## [Task to carry out]
Drop all images and give the records again exactly.

(Data records)
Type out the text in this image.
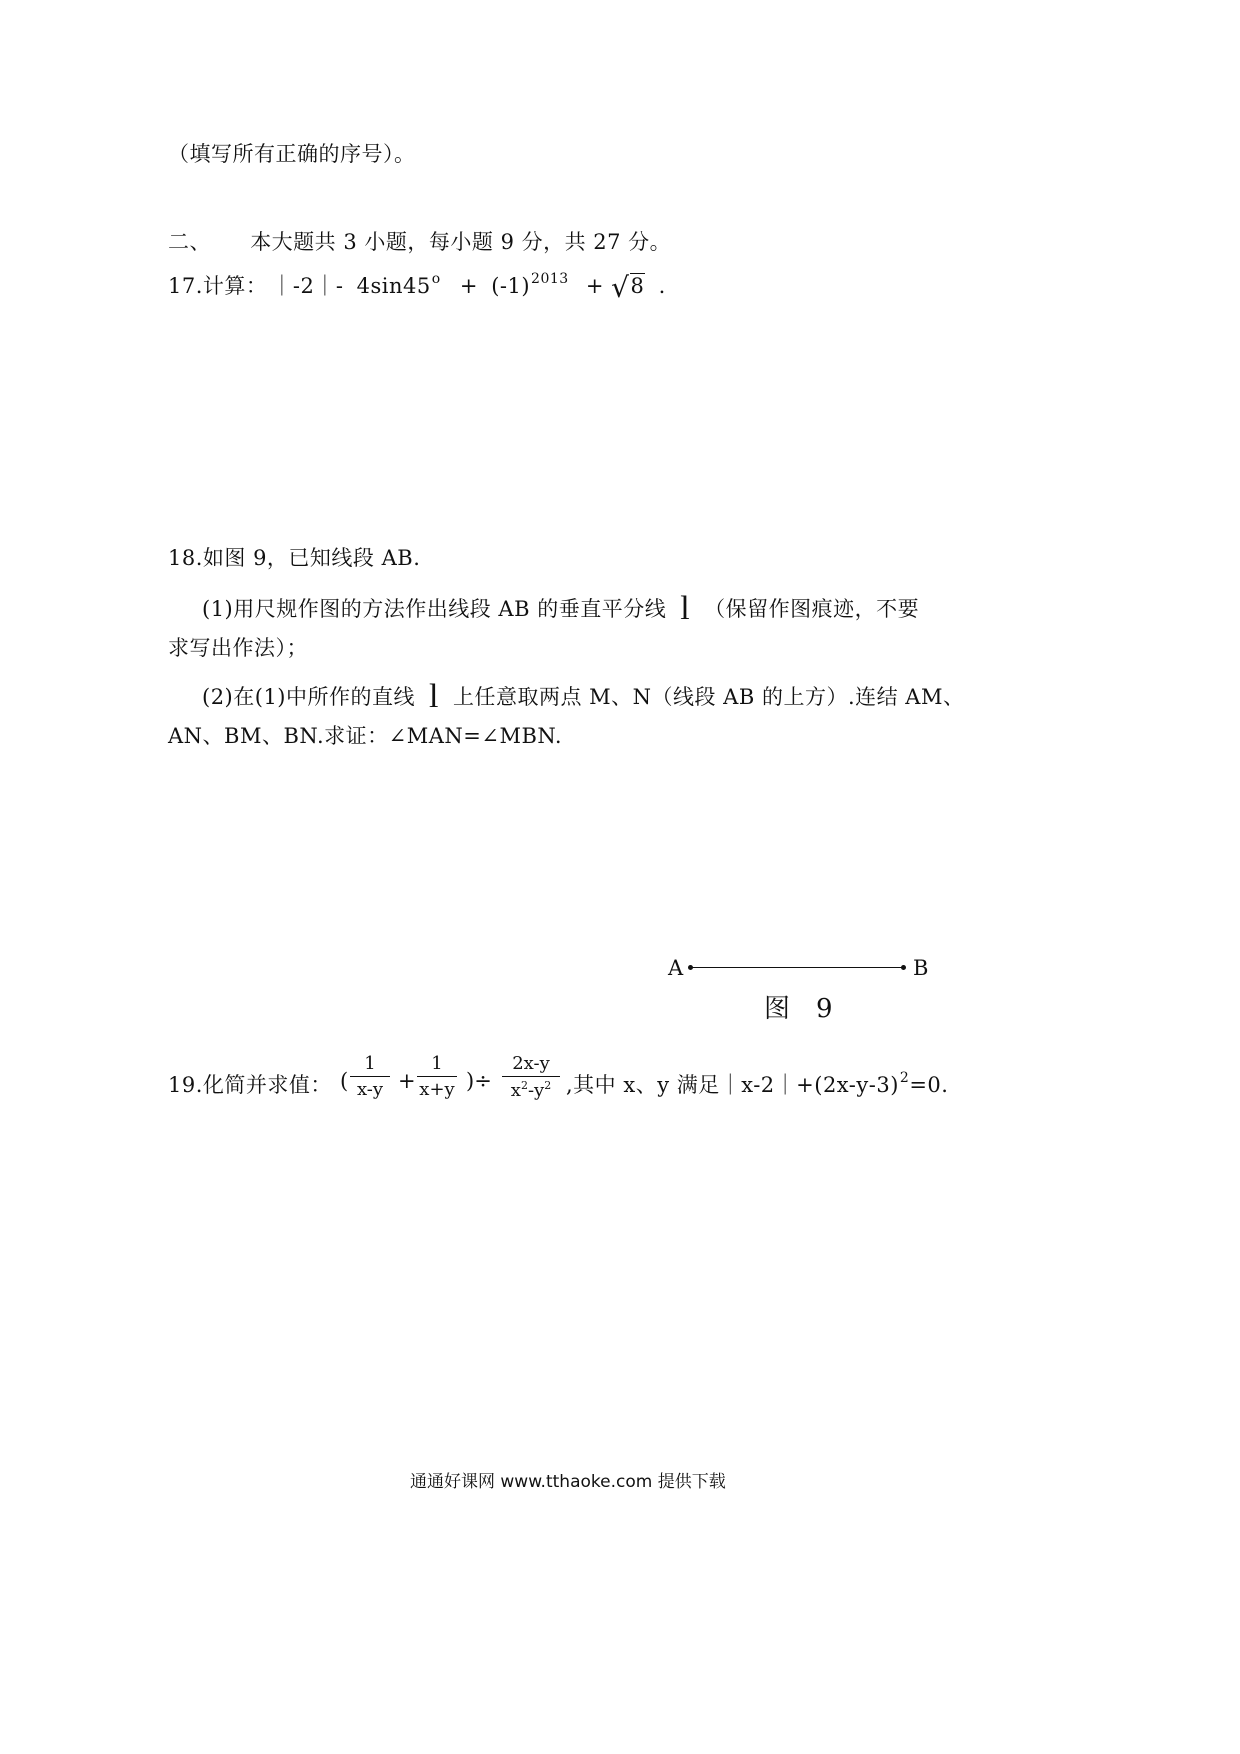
（填写所有正确的序号）。
二、 本大题共 3 小题，每小题 9 分，共 27 分。
17.计算： ｜-2｜- $4\sin 45^o + (-1)^{2013} + √8$ .
18.如图 9，已知线段 AB.
(1)用尺规作图的方法作出线段 AB 的垂直平分线 l （保留作图痕迹，不要
求写出作法）；
(2)在(1)中所作的直线 l 上任意取两点 M、N（线段 AB 的上方）.连结 AM、
AN、BM、BN.求证：∠MAN=∠MBN.
A	B
图　9
19.化简并求值： (
1
x-y +
1
x+y )÷
2x-y
$x^2-y^2$ ,其中 x、y 满足$|x-2|+(2x-y-3)^2=0$.
通通好课网 www.tthaoke.com 提供下载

## [Full response]
Type out the text in this image.
（填写所有正确的序号）。
二、 本大题共 3 小题，每小题 9 分，共 27 分。
17.计算： ｜-2｜- $4\sin 45^o + (-1)^{2013} + √8$ .
18.如图 9，已知线段 AB.
(1)用尺规作图的方法作出线段 AB 的垂直平分线 l （保留作图痕迹，不要
求写出作法）；
(2)在(1)中所作的直线 l 上任意取两点 M、N（线段 AB 的上方）.连结 AM、
AN、BM、BN.求证：∠MAN=∠MBN.
A	B
图　9
19.化简并求值： (
1
x-y +
1
x+y )÷
2x-y
$x^2-y^2$ ,其中 x、y 满足$|x-2|+(2x-y-3)^2=0$.
通通好课网 www.tthaoke.com 提供下载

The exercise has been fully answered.